== Source data ==
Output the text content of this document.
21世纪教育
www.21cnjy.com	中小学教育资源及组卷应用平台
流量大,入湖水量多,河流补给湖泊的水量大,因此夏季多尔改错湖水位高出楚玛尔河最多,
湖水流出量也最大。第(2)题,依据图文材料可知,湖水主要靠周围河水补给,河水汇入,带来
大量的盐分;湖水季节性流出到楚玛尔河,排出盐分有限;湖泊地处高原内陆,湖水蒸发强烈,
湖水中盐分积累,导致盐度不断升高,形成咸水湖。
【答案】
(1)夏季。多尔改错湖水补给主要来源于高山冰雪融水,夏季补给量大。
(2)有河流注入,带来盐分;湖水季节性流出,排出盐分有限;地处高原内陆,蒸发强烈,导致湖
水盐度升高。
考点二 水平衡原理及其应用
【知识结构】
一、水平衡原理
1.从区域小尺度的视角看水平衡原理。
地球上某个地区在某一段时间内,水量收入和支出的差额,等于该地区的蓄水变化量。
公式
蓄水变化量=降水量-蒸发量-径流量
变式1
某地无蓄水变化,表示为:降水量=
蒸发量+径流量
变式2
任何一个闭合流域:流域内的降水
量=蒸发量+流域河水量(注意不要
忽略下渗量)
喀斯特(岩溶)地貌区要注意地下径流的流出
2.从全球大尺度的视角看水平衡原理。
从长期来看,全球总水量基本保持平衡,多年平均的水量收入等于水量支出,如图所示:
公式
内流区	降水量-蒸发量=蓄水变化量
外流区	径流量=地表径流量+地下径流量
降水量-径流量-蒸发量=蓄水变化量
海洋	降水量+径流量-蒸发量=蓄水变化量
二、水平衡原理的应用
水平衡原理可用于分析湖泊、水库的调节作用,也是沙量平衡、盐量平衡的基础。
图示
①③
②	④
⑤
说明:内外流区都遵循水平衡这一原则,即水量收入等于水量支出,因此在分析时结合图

== The task ==
Locate and copy each line in the data above that includes the word "排出盐分有限".

== Solution ==
大量的盐分;湖水季节性流出到楚玛尔河,排出盐分有限;湖泊地处高原内陆,湖水蒸发强烈,
(2)有河流注入,带来盐分;湖水季节性流出,排出盐分有限;地处高原内陆,蒸发强烈,导致湖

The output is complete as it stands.